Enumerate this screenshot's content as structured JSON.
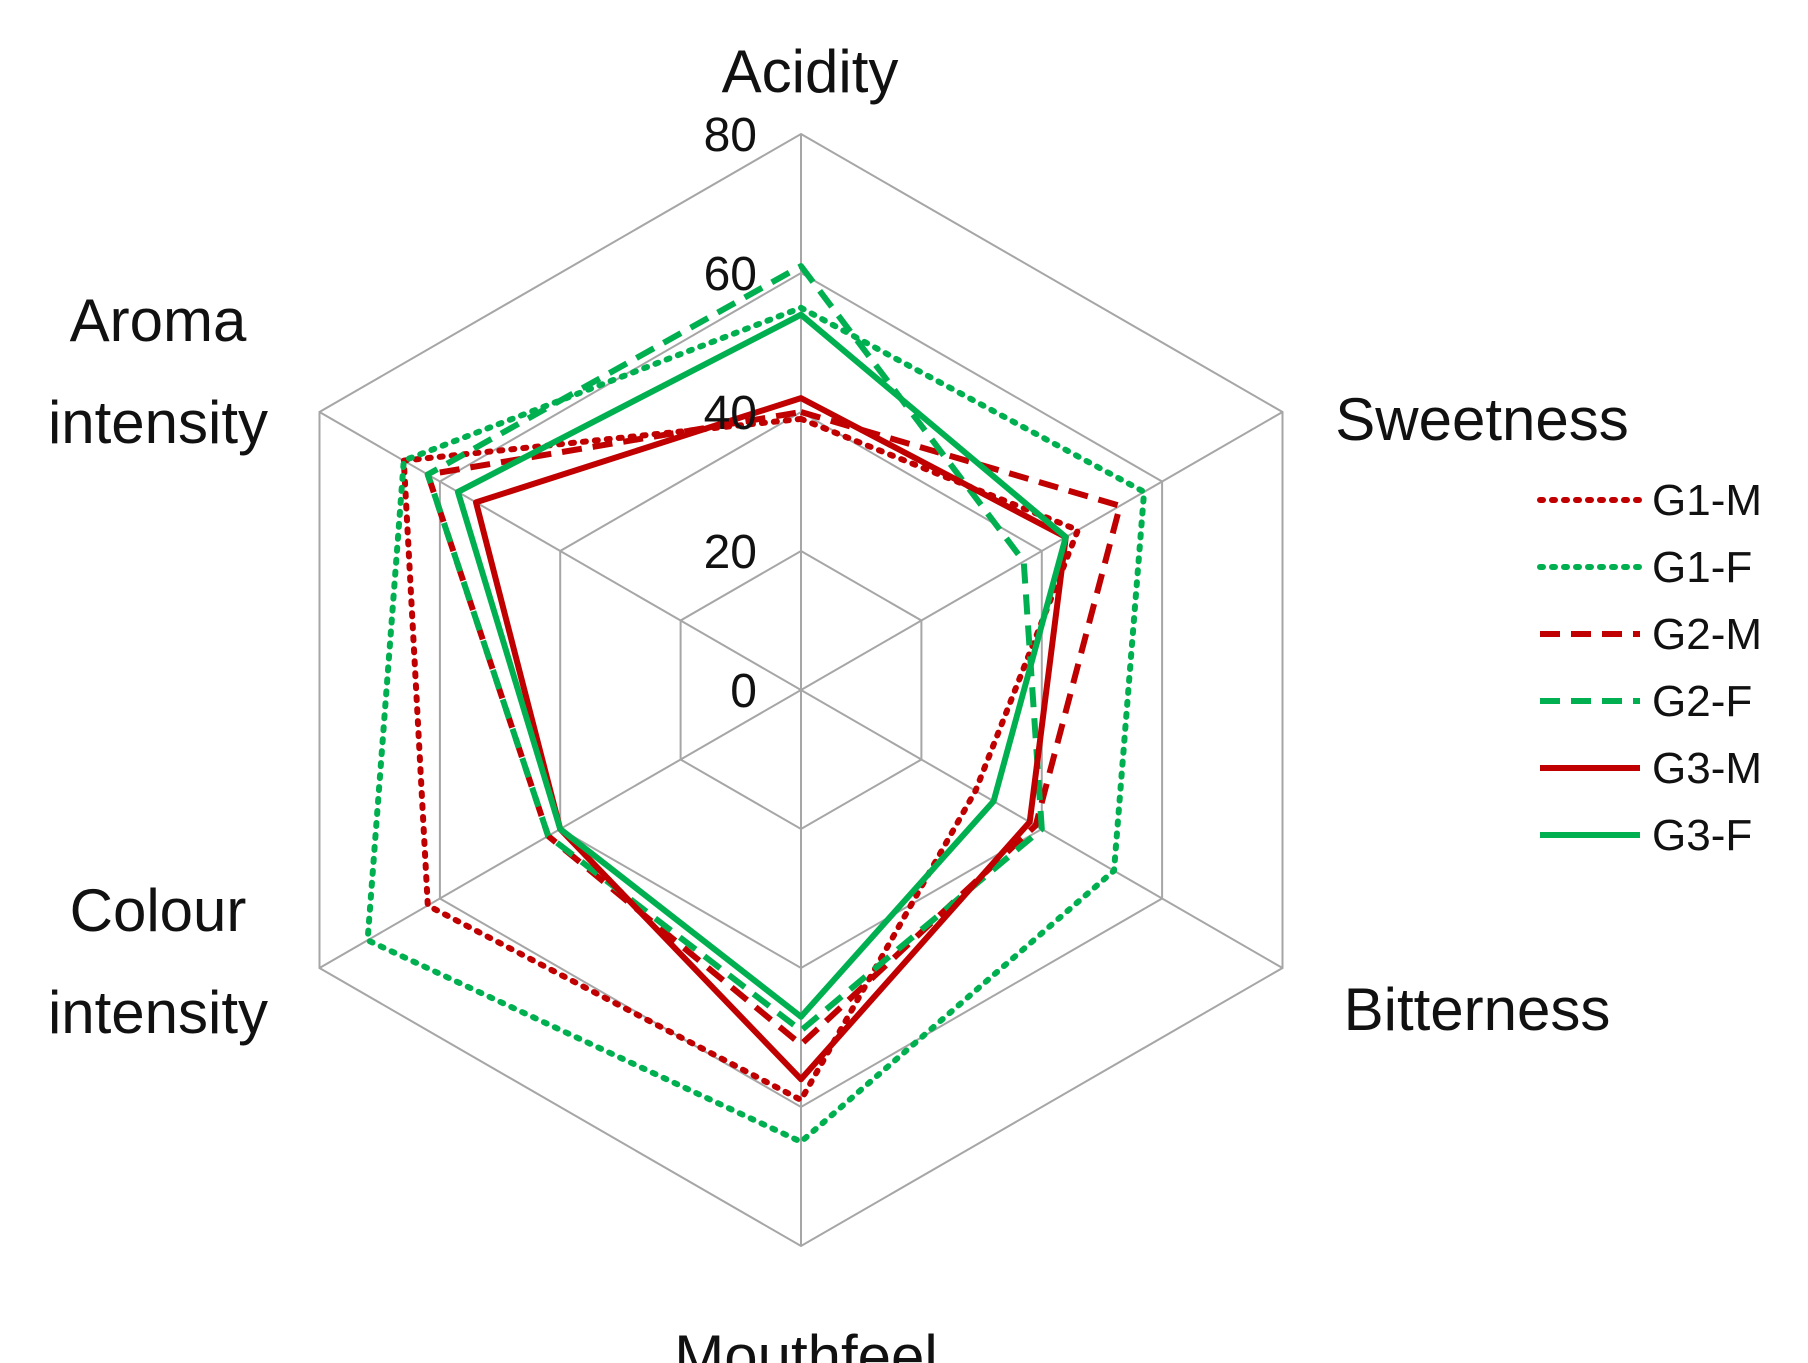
{
  "chart_data": {
    "type": "radar",
    "title": "",
    "axes": [
      "Acidity",
      "Sweetness",
      "Bitterness",
      "Mouthfeel",
      "Colour intensity",
      "Aroma intensity"
    ],
    "axis_label_lines": [
      [
        "Acidity"
      ],
      [
        "Sweetness"
      ],
      [
        "Bitterness"
      ],
      [
        "Mouthfeel"
      ],
      [
        "Colour",
        "intensity"
      ],
      [
        "Aroma",
        "intensity"
      ]
    ],
    "rlim": [
      0,
      80
    ],
    "ticks": [
      0,
      20,
      40,
      60,
      80
    ],
    "tick_labels": [
      "0",
      "20",
      "40",
      "60",
      "80"
    ],
    "grid": true,
    "legend_position": "right",
    "series": [
      {
        "name": "G1-M",
        "color": "#C00000",
        "style": "dotted",
        "values": [
          39,
          46,
          29,
          59,
          62,
          66
        ]
      },
      {
        "name": "G1-F",
        "color": "#00B050",
        "style": "dotted",
        "values": [
          55,
          57,
          52,
          65,
          72,
          66
        ]
      },
      {
        "name": "G2-M",
        "color": "#C00000",
        "style": "dashed",
        "values": [
          40,
          53,
          39,
          51,
          42,
          62
        ]
      },
      {
        "name": "G2-F",
        "color": "#00B050",
        "style": "dashed",
        "values": [
          61,
          37,
          40,
          49,
          42,
          62
        ]
      },
      {
        "name": "G3-M",
        "color": "#C00000",
        "style": "solid",
        "values": [
          42,
          44,
          38,
          56,
          40,
          54
        ]
      },
      {
        "name": "G3-F",
        "color": "#00B050",
        "style": "solid",
        "values": [
          54,
          44,
          32,
          47,
          40,
          57
        ]
      }
    ]
  }
}
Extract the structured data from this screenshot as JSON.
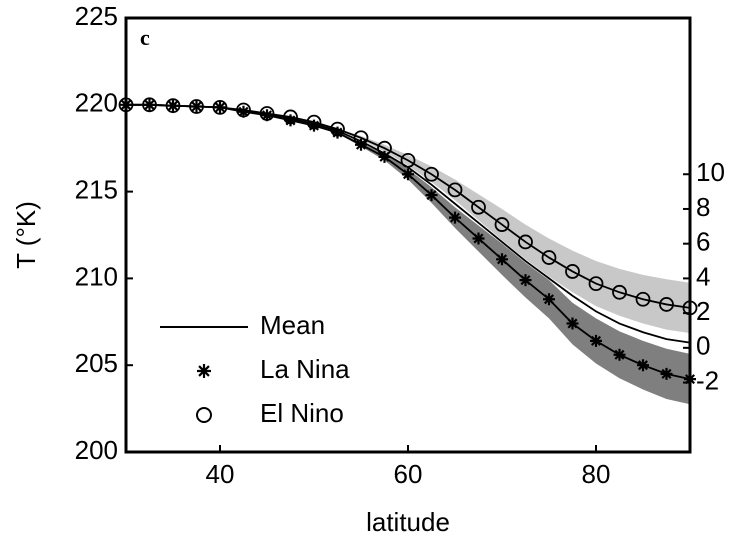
{
  "chart_data": {
    "type": "line",
    "annotation": "c",
    "xlabel": "latitude",
    "ylabel": "T (°K)",
    "x": [
      30,
      32.5,
      35,
      37.5,
      40,
      42.5,
      45,
      47.5,
      50,
      52.5,
      55,
      57.5,
      60,
      62.5,
      65,
      67.5,
      70,
      72.5,
      75,
      77.5,
      80,
      82.5,
      85,
      87.5,
      90
    ],
    "xlim": [
      30,
      90
    ],
    "xticks": [
      40,
      60,
      80
    ],
    "ylim": [
      200,
      225
    ],
    "yticks": [
      200,
      205,
      210,
      215,
      220,
      225
    ],
    "y2lim": [
      -6,
      19
    ],
    "y2ticks": [
      -2,
      0,
      2,
      4,
      6,
      8,
      10
    ],
    "legend": "lower left",
    "series": [
      {
        "name": "Mean",
        "color": "#000000",
        "marker": "none",
        "values": [
          220,
          220,
          219.95,
          219.9,
          219.85,
          219.65,
          219.45,
          219.2,
          218.9,
          218.5,
          217.9,
          217.2,
          216.4,
          215.4,
          214.3,
          213.2,
          212.1,
          211.0,
          210.0,
          209.0,
          208.1,
          207.4,
          206.9,
          206.5,
          206.3
        ]
      },
      {
        "name": "La Nina",
        "color": "#000000",
        "marker": "star",
        "band_color": "#7f7f7f",
        "values": [
          220,
          220,
          219.95,
          219.9,
          219.85,
          219.6,
          219.4,
          219.1,
          218.8,
          218.4,
          217.7,
          217.0,
          216.0,
          214.8,
          213.5,
          212.3,
          211.1,
          209.9,
          208.8,
          207.4,
          206.4,
          205.6,
          205.0,
          204.5,
          204.2
        ],
        "band_low": [
          220,
          220,
          219.95,
          219.9,
          219.85,
          219.6,
          219.4,
          219.1,
          218.8,
          218.35,
          217.6,
          216.8,
          215.7,
          214.35,
          212.9,
          211.55,
          210.2,
          208.9,
          207.7,
          206.2,
          205.1,
          204.25,
          203.6,
          203.05,
          202.75
        ],
        "band_high": [
          220,
          220,
          219.95,
          219.9,
          219.85,
          219.6,
          219.4,
          219.1,
          218.8,
          218.45,
          217.8,
          217.2,
          216.3,
          215.25,
          214.1,
          213.05,
          212.0,
          210.9,
          209.9,
          208.6,
          207.7,
          206.95,
          206.4,
          205.95,
          205.65
        ]
      },
      {
        "name": "El Nino",
        "color": "#000000",
        "marker": "circle",
        "band_color": "#c8c8c8",
        "values": [
          220,
          220,
          219.95,
          219.9,
          219.85,
          219.7,
          219.5,
          219.3,
          219.0,
          218.6,
          218.1,
          217.5,
          216.8,
          216.0,
          215.1,
          214.1,
          213.1,
          212.1,
          211.2,
          210.4,
          209.7,
          209.2,
          208.8,
          208.5,
          208.3
        ],
        "band_low": [
          220,
          220,
          219.95,
          219.9,
          219.85,
          219.7,
          219.5,
          219.3,
          219.0,
          218.55,
          218.0,
          217.3,
          216.5,
          215.55,
          214.5,
          213.35,
          212.2,
          211.1,
          210.1,
          209.2,
          208.4,
          207.85,
          207.4,
          207.05,
          206.85
        ],
        "band_high": [
          220,
          220,
          219.95,
          219.9,
          219.85,
          219.7,
          219.5,
          219.3,
          219.0,
          218.65,
          218.2,
          217.7,
          217.1,
          216.45,
          215.7,
          214.85,
          214.0,
          213.1,
          212.3,
          211.6,
          211.0,
          210.55,
          210.2,
          209.95,
          209.75
        ]
      }
    ]
  }
}
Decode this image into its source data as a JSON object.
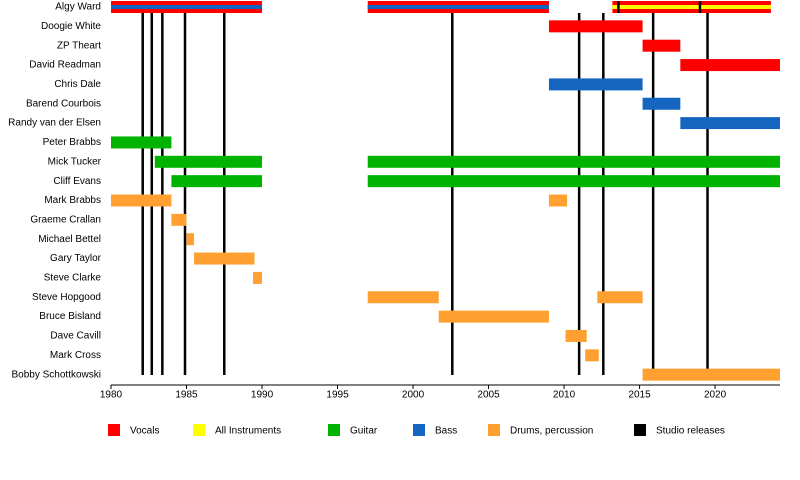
{
  "chart_data": {
    "type": "timeline",
    "xlim": [
      1980,
      2024.3
    ],
    "xticks": [
      1980,
      1985,
      1990,
      1995,
      2000,
      2005,
      2010,
      2015,
      2020
    ],
    "rows": [
      {
        "name": "Algy Ward",
        "bars": [
          {
            "start": 1980,
            "end": 1990,
            "color": "#ff0000",
            "stripe": "#1565c0"
          },
          {
            "start": 1997,
            "end": 2009,
            "color": "#ff0000",
            "stripe": "#1565c0"
          },
          {
            "start": 2013.2,
            "end": 2023.7,
            "color": "#ff0000",
            "stripe": "#ffff00"
          }
        ],
        "releases": [
          2013.6,
          2019.0
        ]
      },
      {
        "name": "Doogie White",
        "bars": [
          {
            "start": 2009,
            "end": 2015.2,
            "color": "#ff0000"
          }
        ]
      },
      {
        "name": "ZP Theart",
        "bars": [
          {
            "start": 2015.2,
            "end": 2017.7,
            "color": "#ff0000"
          }
        ]
      },
      {
        "name": "David Readman",
        "bars": [
          {
            "start": 2017.7,
            "end": 2024.3,
            "color": "#ff0000"
          }
        ]
      },
      {
        "name": "Chris Dale",
        "bars": [
          {
            "start": 2009,
            "end": 2015.2,
            "color": "#1565c0"
          }
        ]
      },
      {
        "name": "Barend Courbois",
        "bars": [
          {
            "start": 2015.2,
            "end": 2017.7,
            "color": "#1565c0"
          }
        ]
      },
      {
        "name": "Randy van der Elsen",
        "bars": [
          {
            "start": 2017.7,
            "end": 2024.3,
            "color": "#1565c0"
          }
        ]
      },
      {
        "name": "Peter Brabbs",
        "bars": [
          {
            "start": 1980,
            "end": 1984,
            "color": "#00b300"
          }
        ]
      },
      {
        "name": "Mick Tucker",
        "bars": [
          {
            "start": 1982.9,
            "end": 1990,
            "color": "#00b300"
          },
          {
            "start": 1997,
            "end": 2024.3,
            "color": "#00b300"
          }
        ]
      },
      {
        "name": "Cliff Evans",
        "bars": [
          {
            "start": 1984,
            "end": 1990,
            "color": "#00b300"
          },
          {
            "start": 1997,
            "end": 2024.3,
            "color": "#00b300"
          }
        ]
      },
      {
        "name": "Mark Brabbs",
        "bars": [
          {
            "start": 1980,
            "end": 1984,
            "color": "#ffa030"
          },
          {
            "start": 2009,
            "end": 2010.2,
            "color": "#ffa030"
          }
        ]
      },
      {
        "name": "Graeme Crallan",
        "bars": [
          {
            "start": 1984,
            "end": 1985,
            "color": "#ffa030"
          }
        ]
      },
      {
        "name": "Michael Bettel",
        "bars": [
          {
            "start": 1985,
            "end": 1985.5,
            "color": "#ffa030"
          }
        ]
      },
      {
        "name": "Gary Taylor",
        "bars": [
          {
            "start": 1985.5,
            "end": 1989.5,
            "color": "#ffa030"
          }
        ]
      },
      {
        "name": "Steve Clarke",
        "bars": [
          {
            "start": 1989.4,
            "end": 1990,
            "color": "#ffa030"
          }
        ]
      },
      {
        "name": "Steve Hopgood",
        "bars": [
          {
            "start": 1997,
            "end": 2001.7,
            "color": "#ffa030"
          },
          {
            "start": 2012.2,
            "end": 2015.2,
            "color": "#ffa030"
          }
        ]
      },
      {
        "name": "Bruce Bisland",
        "bars": [
          {
            "start": 2001.7,
            "end": 2009,
            "color": "#ffa030"
          }
        ]
      },
      {
        "name": "Dave Cavill",
        "bars": [
          {
            "start": 2010.1,
            "end": 2011.5,
            "color": "#ffa030"
          }
        ]
      },
      {
        "name": "Mark Cross",
        "bars": [
          {
            "start": 2011.4,
            "end": 2012.3,
            "color": "#ffa030"
          }
        ]
      },
      {
        "name": "Bobby Schottkowski",
        "bars": [
          {
            "start": 2015.2,
            "end": 2024.3,
            "color": "#ffa030"
          }
        ]
      }
    ],
    "releases": [
      1982.1,
      1982.7,
      1983.4,
      1984.9,
      1987.5,
      2002.6,
      2011.0,
      2012.6,
      2015.9,
      2019.5
    ],
    "release_color": "#000000",
    "legend": [
      {
        "name": "Vocals",
        "color": "#ff0000"
      },
      {
        "name": "All Instruments",
        "color": "#ffff00"
      },
      {
        "name": "Guitar",
        "color": "#00b300"
      },
      {
        "name": "Bass",
        "color": "#1565c0"
      },
      {
        "name": "Drums, percussion",
        "color": "#ffa030"
      },
      {
        "name": "Studio releases",
        "color": "#000000"
      }
    ]
  }
}
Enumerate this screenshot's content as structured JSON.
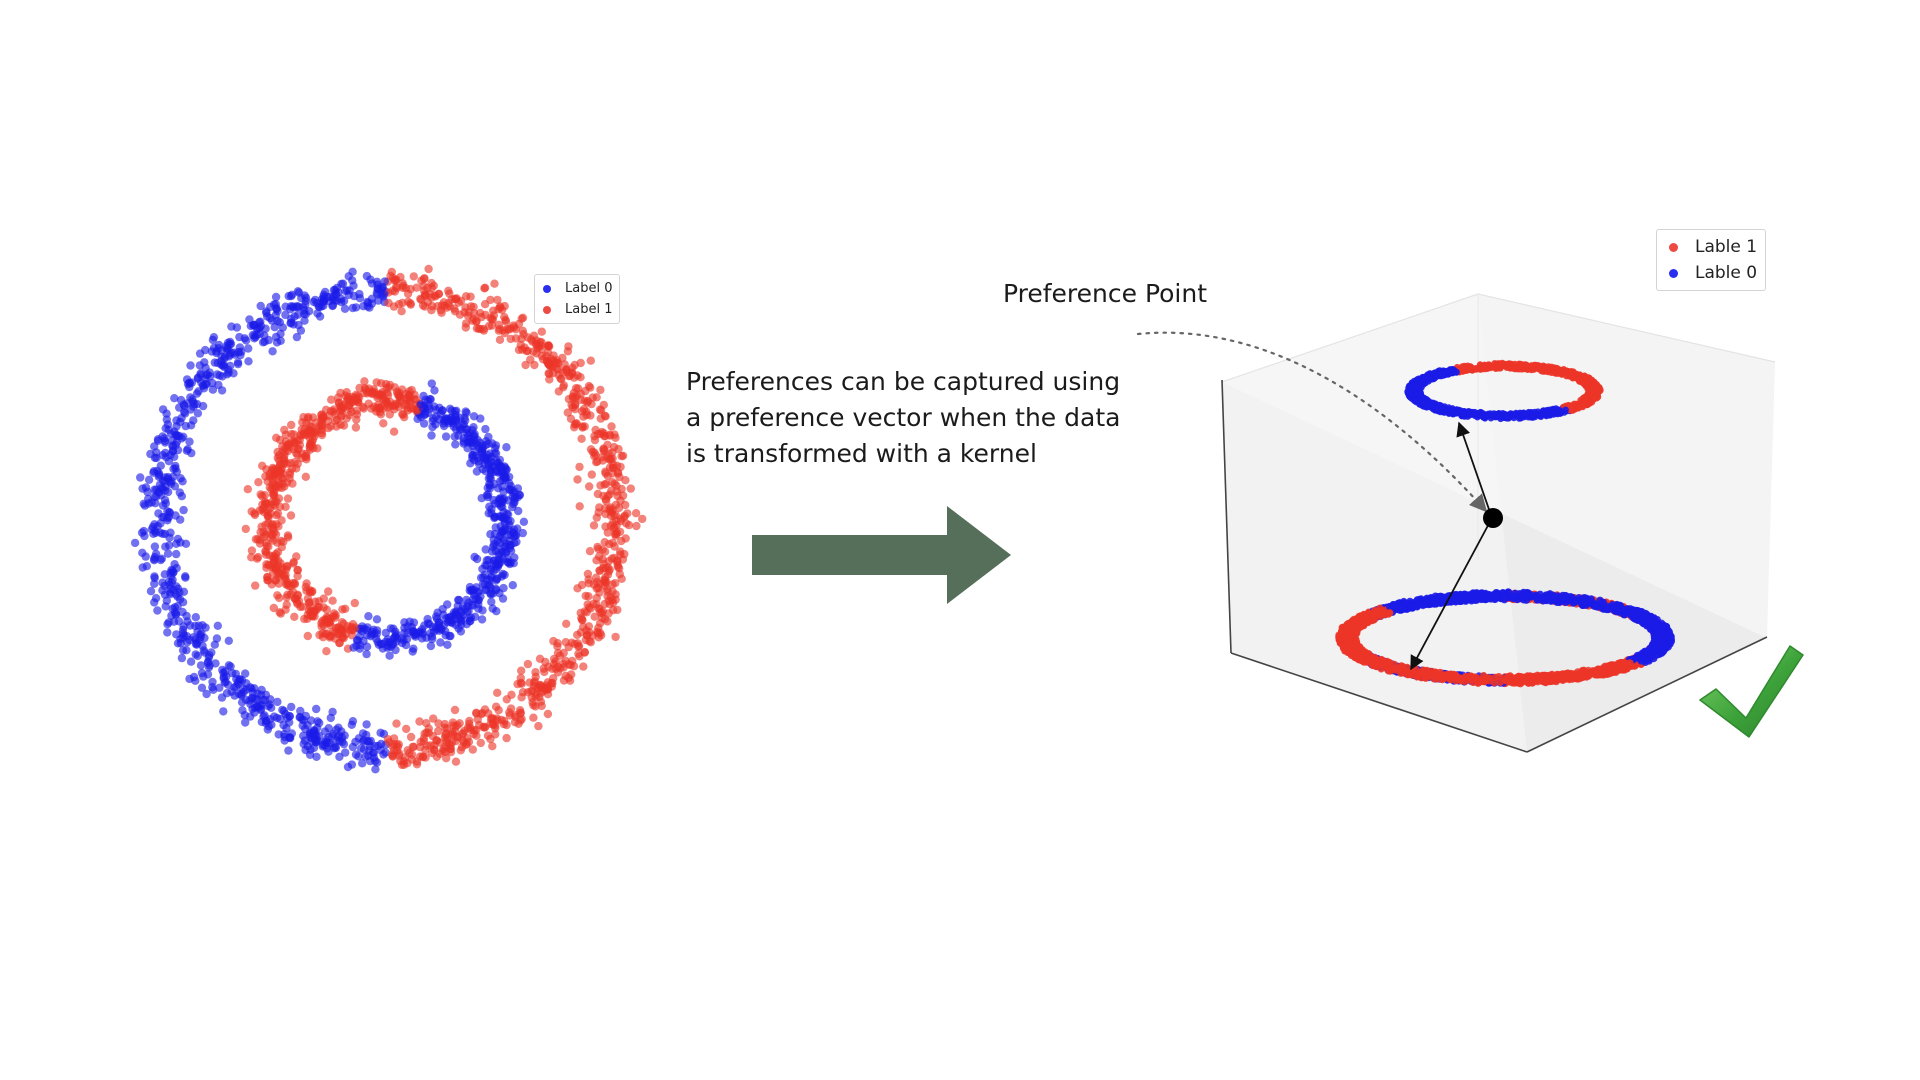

----

__Work to do__
Return every line above in which the string "Steve" occurs.

__Response below__
        "name": "Steve Clarke",
        "name": "Steve Hopgood",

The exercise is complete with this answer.